→ **MATERIAL SUPPLIED**
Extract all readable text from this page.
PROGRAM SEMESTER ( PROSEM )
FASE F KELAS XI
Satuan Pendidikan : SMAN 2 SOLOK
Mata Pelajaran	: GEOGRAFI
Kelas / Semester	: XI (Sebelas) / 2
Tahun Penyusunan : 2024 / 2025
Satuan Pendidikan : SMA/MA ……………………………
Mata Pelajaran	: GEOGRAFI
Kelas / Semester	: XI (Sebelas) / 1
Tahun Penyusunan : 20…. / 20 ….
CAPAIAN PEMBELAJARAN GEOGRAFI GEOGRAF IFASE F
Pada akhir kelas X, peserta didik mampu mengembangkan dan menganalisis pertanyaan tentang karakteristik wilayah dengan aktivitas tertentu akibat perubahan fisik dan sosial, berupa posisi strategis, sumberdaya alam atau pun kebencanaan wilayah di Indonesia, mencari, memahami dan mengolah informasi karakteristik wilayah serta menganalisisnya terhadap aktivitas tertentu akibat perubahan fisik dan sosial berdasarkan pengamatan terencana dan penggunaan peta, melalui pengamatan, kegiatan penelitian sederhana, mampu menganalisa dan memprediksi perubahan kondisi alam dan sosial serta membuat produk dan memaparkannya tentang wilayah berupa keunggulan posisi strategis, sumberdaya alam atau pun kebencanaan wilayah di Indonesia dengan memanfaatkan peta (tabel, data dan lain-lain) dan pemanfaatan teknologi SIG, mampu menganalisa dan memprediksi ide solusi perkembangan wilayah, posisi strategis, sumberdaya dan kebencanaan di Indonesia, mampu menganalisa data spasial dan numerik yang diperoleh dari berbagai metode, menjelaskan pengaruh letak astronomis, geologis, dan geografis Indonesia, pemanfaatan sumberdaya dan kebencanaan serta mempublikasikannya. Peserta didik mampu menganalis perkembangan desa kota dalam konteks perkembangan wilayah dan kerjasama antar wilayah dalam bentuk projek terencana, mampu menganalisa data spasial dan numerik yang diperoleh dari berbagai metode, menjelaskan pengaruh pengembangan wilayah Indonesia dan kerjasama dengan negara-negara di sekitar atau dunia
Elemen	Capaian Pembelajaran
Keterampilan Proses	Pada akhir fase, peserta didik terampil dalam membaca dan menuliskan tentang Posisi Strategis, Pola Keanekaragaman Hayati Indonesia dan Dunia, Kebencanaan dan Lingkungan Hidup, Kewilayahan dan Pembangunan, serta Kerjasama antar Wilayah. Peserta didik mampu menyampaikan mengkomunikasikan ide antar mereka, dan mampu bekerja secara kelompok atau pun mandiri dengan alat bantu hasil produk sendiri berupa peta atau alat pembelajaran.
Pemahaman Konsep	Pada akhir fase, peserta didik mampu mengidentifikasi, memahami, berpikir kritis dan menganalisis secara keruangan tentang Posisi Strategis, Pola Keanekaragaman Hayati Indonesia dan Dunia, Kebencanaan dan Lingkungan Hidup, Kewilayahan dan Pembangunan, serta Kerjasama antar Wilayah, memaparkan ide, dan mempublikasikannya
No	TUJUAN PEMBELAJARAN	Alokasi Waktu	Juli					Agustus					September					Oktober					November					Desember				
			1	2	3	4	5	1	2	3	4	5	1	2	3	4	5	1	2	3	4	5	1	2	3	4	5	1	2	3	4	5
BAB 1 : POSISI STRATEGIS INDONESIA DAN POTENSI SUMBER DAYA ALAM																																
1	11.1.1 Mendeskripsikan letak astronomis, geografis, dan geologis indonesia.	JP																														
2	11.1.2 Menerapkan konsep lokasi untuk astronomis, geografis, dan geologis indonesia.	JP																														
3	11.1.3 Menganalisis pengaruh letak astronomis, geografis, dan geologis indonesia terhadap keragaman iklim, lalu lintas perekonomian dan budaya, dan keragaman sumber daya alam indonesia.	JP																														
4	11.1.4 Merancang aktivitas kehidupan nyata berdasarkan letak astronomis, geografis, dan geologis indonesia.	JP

→ **STATED EXERCISE**
Read the entries and select each line where the word "dengan" is found.

→ **SOLUTION TO THIS PROBLEM**
Pada akhir kelas X, peserta didik mampu mengembangkan dan menganalisis pertanyaan tentang karakteristik wilayah dengan aktivitas tertentu akibat perubahan fisik dan sosial, berupa posisi strategis, sumberdaya alam atau pun kebencanaan wilayah di Indonesia, mencari, memahami dan mengolah informasi karakteristik wilayah serta menganalisisnya terhadap aktivitas tertentu akibat perubahan fisik dan sosial berdasarkan pengamatan terencana dan penggunaan peta, melalui pengamatan, kegiatan penelitian sederhana, mampu menganalisa dan memprediksi perubahan kondisi alam dan sosial serta membuat produk dan memaparkannya tentang wilayah berupa keunggulan posisi strategis, sumberdaya alam atau pun kebencanaan wilayah di Indonesia dengan memanfaatkan peta (tabel, data dan lain-lain) dan pemanfaatan teknologi SIG, mampu menganalisa dan memprediksi ide solusi perkembangan wilayah, posisi strategis, sumberdaya dan kebencanaan di Indonesia, mampu menganalisa data spasial dan numerik yang diperoleh dari berbagai metode, menjelaskan pengaruh letak astronomis, geologis, dan geografis Indonesia, pemanfaatan sumberdaya dan kebencanaan serta mempublikasikannya. Peserta didik mampu menganalis perkembangan desa kota dalam konteks perkembangan wilayah dan kerjasama antar wilayah dalam bentuk projek terencana, mampu menganalisa data spasial dan numerik yang diperoleh dari berbagai metode, menjelaskan pengaruh pengembangan wilayah Indonesia dan kerjasama dengan negara-negara di sekitar atau dunia
Keterampilan Proses	Pada akhir fase, peserta didik terampil dalam membaca dan menuliskan tentang Posisi Strategis, Pola Keanekaragaman Hayati Indonesia dan Dunia, Kebencanaan dan Lingkungan Hidup, Kewilayahan dan Pembangunan, serta Kerjasama antar Wilayah. Peserta didik mampu menyampaikan mengkomunikasikan ide antar mereka, dan mampu bekerja secara kelompok atau pun mandiri dengan alat bantu hasil produk sendiri berupa peta atau alat pembelajaran.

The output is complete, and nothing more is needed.